* start Material for this exercise *
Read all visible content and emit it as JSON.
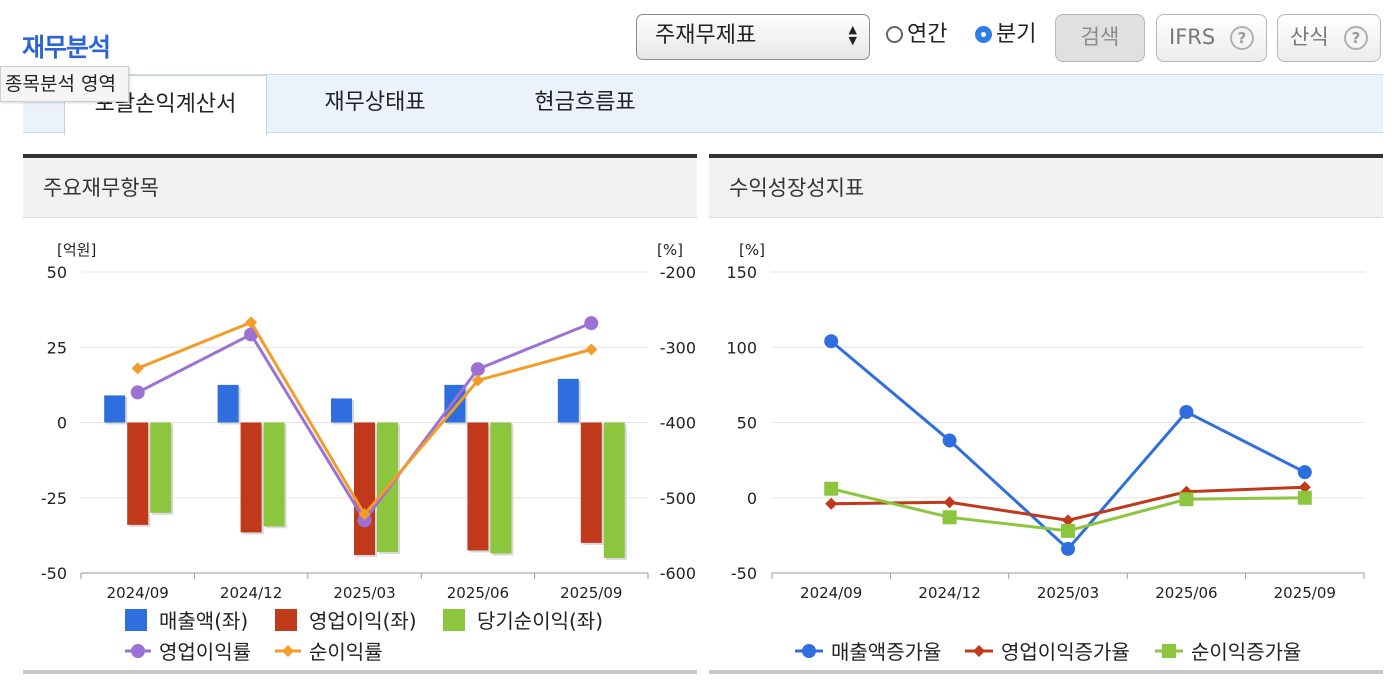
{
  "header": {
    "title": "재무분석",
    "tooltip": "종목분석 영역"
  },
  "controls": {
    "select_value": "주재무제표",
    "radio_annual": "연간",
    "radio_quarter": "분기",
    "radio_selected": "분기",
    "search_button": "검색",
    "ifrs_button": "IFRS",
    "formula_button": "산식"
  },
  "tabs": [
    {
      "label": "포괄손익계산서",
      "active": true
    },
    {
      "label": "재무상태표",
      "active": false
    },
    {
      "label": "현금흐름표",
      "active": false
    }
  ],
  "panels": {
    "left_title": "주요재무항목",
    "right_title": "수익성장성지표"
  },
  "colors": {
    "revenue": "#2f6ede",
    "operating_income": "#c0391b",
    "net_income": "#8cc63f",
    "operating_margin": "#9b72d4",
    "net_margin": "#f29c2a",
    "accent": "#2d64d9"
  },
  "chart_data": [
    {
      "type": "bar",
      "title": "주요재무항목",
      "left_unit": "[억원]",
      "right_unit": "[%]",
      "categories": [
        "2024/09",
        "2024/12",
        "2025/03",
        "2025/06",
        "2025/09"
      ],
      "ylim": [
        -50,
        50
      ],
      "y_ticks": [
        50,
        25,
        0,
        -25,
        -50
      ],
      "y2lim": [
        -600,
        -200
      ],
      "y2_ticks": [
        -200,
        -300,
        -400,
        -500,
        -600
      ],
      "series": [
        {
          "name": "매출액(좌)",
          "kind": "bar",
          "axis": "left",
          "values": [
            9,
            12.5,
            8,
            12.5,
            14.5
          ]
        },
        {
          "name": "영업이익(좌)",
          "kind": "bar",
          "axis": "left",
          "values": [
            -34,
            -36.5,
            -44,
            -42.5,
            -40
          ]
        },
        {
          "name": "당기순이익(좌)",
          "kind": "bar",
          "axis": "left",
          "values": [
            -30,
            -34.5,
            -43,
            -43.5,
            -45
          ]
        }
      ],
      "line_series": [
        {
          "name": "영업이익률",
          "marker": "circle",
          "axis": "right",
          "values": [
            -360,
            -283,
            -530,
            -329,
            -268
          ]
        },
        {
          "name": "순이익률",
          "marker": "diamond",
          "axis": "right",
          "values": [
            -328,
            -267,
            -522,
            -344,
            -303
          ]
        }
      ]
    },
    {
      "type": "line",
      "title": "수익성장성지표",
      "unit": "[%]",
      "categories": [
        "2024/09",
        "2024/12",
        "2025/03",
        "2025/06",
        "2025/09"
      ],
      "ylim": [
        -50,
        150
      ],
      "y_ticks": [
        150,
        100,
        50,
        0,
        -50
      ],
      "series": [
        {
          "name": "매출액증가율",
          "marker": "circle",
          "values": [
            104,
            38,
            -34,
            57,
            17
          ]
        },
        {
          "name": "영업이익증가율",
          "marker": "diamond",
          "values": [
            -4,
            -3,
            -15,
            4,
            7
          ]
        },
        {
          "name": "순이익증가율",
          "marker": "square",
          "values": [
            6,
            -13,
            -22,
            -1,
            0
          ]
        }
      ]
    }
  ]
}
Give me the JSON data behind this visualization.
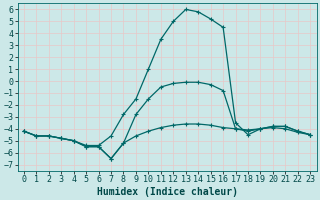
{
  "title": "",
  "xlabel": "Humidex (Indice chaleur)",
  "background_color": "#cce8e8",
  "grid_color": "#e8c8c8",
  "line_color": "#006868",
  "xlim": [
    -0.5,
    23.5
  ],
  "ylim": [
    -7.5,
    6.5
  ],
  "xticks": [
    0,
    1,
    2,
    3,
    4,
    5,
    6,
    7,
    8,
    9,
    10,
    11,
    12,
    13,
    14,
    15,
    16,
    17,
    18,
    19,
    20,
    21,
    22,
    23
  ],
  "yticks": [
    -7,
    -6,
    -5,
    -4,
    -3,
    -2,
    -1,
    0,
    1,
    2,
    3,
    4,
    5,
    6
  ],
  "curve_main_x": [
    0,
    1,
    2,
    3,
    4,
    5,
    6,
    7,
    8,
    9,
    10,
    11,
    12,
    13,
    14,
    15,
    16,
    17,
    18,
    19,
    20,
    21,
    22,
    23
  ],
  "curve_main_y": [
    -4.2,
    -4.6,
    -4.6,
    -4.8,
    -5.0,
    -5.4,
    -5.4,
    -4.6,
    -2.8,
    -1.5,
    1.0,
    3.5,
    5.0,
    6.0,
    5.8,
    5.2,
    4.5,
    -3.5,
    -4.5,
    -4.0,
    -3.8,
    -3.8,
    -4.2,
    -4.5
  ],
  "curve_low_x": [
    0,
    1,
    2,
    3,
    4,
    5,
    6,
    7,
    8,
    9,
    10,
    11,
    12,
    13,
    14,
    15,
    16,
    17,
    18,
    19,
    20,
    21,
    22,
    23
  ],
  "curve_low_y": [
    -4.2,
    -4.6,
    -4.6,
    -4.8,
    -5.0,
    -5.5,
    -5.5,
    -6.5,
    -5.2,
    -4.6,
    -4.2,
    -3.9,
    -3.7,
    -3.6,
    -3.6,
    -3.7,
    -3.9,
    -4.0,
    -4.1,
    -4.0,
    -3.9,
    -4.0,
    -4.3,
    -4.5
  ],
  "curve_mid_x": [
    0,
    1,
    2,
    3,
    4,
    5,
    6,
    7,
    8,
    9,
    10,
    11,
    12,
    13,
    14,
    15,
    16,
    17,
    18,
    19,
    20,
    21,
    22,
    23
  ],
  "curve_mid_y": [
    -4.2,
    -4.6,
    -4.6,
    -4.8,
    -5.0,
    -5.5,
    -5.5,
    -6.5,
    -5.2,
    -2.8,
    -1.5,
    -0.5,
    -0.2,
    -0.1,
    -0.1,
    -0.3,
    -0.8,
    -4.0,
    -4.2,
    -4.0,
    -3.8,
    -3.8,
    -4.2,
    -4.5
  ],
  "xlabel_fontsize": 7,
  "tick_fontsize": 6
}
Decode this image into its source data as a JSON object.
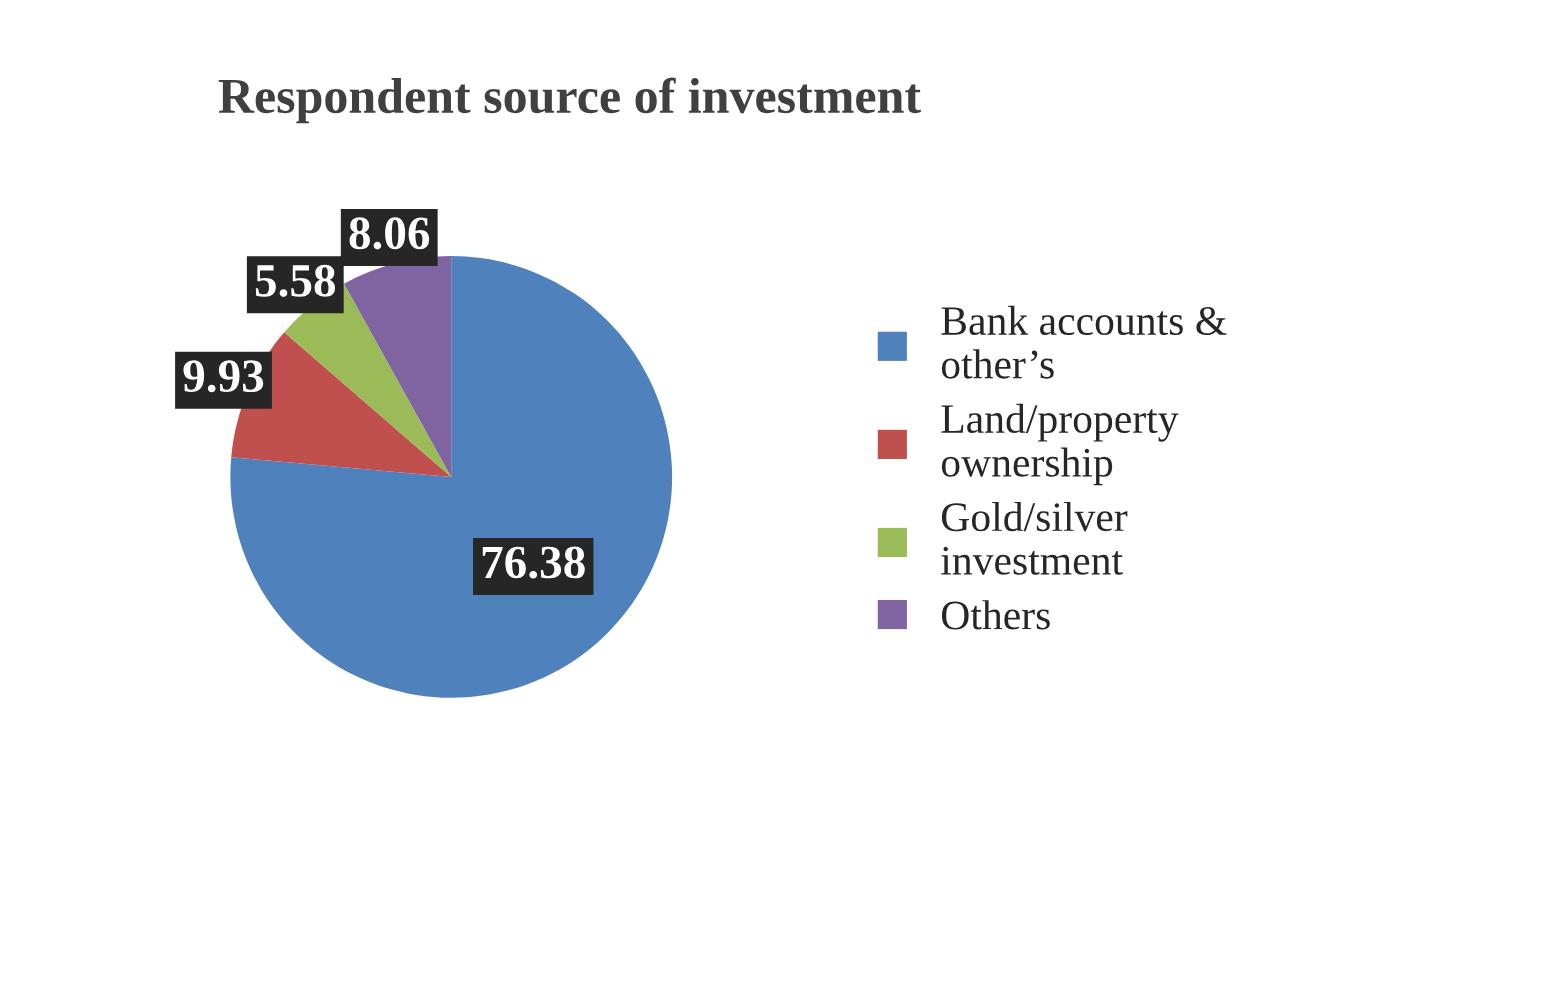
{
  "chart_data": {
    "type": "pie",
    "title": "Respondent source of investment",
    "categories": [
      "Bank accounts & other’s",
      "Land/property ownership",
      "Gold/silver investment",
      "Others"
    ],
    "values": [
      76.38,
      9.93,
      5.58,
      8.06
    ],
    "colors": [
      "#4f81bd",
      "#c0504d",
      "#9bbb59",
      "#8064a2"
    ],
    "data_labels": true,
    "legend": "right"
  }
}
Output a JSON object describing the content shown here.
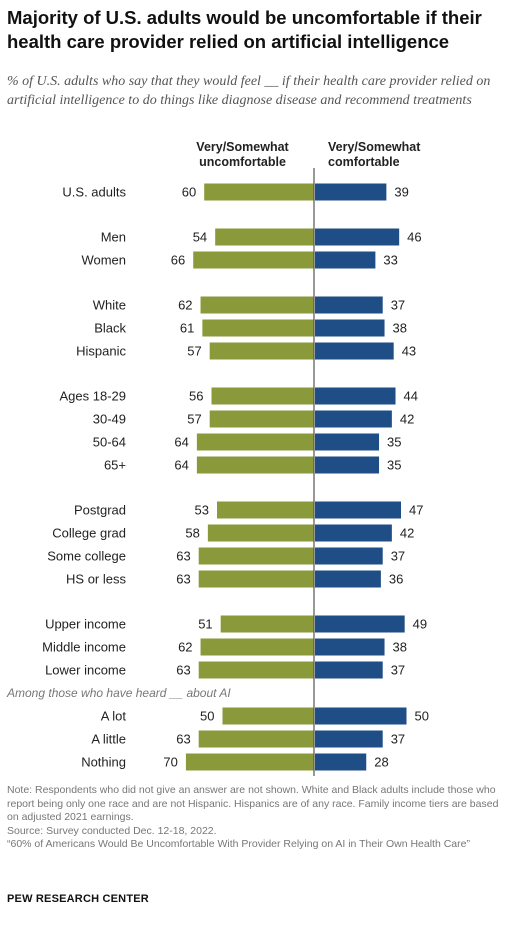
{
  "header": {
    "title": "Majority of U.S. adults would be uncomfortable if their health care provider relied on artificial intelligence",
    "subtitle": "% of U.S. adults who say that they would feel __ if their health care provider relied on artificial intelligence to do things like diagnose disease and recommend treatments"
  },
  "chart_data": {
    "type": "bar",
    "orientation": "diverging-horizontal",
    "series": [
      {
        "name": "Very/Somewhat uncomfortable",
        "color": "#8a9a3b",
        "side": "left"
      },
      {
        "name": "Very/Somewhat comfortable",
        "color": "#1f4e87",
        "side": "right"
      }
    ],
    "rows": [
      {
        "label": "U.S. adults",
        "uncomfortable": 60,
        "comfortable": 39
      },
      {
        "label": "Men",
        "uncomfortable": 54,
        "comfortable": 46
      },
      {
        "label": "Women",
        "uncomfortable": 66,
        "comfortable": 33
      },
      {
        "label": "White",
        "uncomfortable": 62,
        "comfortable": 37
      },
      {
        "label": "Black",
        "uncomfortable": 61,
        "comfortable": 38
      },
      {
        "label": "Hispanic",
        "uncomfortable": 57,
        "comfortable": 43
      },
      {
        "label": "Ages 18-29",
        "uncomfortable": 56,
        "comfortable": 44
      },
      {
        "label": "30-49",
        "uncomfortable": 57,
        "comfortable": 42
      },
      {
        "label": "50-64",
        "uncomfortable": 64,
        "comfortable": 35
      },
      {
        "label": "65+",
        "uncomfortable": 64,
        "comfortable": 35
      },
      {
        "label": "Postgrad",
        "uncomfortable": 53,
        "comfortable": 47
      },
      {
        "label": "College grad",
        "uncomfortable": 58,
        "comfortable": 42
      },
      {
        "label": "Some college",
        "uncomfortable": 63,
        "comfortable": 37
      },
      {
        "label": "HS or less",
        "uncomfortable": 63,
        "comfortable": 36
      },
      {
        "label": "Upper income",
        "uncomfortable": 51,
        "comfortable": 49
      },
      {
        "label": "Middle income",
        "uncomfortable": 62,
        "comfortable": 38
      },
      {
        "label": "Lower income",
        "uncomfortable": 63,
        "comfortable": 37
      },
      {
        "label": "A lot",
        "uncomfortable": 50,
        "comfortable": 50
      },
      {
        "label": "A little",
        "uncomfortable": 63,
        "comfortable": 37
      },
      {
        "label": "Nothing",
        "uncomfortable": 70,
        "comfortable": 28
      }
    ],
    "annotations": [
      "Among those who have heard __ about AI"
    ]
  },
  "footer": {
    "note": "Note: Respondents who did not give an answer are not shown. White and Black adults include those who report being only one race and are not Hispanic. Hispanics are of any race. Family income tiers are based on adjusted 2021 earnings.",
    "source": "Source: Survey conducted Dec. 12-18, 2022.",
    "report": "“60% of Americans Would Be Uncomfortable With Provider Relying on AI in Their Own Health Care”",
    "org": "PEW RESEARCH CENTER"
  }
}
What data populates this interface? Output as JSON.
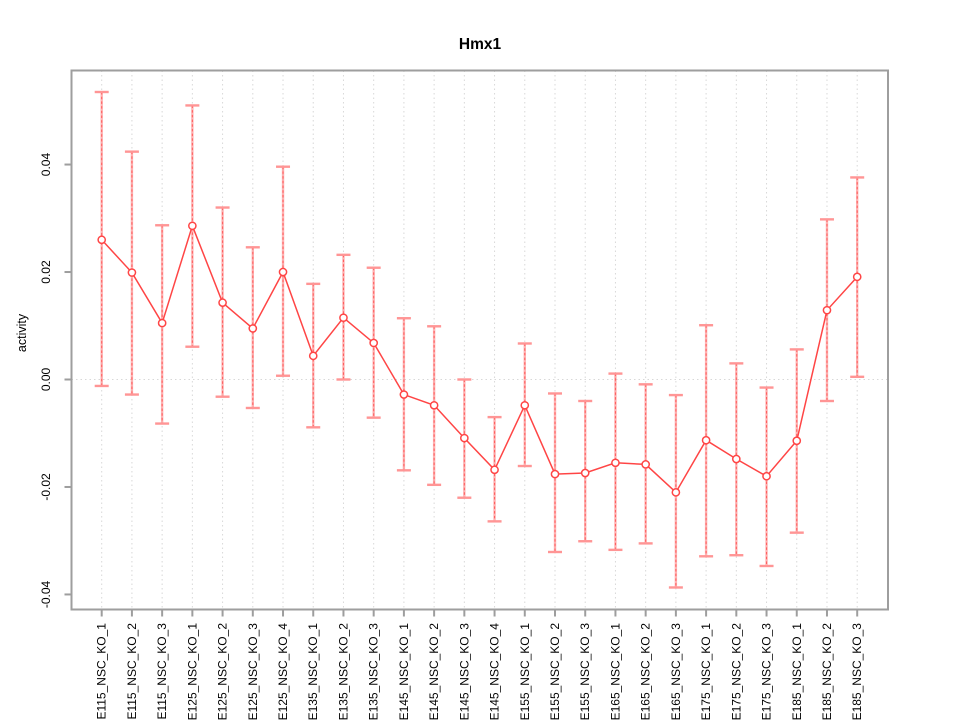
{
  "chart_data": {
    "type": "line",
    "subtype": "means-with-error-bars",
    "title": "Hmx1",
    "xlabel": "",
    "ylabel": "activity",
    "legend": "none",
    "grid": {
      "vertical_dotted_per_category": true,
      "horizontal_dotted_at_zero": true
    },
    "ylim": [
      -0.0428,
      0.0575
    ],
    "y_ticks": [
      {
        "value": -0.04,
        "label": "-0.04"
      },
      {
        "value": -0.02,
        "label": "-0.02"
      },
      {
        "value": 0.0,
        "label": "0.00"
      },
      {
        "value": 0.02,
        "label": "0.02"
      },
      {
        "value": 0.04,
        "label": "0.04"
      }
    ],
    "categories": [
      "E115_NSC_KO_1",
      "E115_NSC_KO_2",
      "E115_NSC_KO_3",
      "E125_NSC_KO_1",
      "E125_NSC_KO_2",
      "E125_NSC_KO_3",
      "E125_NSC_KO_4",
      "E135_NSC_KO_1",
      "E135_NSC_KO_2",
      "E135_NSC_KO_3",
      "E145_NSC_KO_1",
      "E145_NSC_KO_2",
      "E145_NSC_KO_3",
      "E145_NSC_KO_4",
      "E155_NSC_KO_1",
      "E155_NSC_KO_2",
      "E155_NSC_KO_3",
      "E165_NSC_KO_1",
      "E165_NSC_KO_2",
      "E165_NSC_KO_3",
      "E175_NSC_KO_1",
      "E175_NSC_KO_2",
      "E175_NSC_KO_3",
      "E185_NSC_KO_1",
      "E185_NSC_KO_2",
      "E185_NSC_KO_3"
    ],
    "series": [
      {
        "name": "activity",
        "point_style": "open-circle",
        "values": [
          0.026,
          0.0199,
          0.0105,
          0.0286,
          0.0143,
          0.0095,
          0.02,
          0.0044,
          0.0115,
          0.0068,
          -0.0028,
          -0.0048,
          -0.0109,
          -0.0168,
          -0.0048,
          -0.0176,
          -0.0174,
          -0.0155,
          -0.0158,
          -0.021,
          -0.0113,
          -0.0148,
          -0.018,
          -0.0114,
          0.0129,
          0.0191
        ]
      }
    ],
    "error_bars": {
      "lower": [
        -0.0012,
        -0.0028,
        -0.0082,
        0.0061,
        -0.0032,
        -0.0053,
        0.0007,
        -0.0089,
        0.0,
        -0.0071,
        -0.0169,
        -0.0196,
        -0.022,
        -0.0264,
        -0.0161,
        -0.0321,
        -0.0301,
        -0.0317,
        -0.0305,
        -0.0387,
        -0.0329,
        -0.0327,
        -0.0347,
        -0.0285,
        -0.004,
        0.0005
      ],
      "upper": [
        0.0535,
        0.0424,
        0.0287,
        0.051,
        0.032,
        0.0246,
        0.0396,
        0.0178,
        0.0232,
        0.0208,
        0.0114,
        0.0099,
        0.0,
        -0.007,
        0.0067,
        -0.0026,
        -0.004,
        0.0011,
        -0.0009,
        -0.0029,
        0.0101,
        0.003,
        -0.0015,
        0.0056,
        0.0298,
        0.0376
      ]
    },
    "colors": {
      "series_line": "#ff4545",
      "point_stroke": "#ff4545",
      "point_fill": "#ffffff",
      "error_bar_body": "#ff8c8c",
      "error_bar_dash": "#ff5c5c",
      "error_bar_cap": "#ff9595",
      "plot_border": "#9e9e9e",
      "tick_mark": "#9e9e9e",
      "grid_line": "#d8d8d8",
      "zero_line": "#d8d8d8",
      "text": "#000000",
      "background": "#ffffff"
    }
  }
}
* end Material for this exercise *
> [What the task requires] Your task is to gather every line with the word "Output" and copy it.

> [Result of the exercise]
Output a JSON object describing the content shown here.
What data populates this interface? Output as JSON.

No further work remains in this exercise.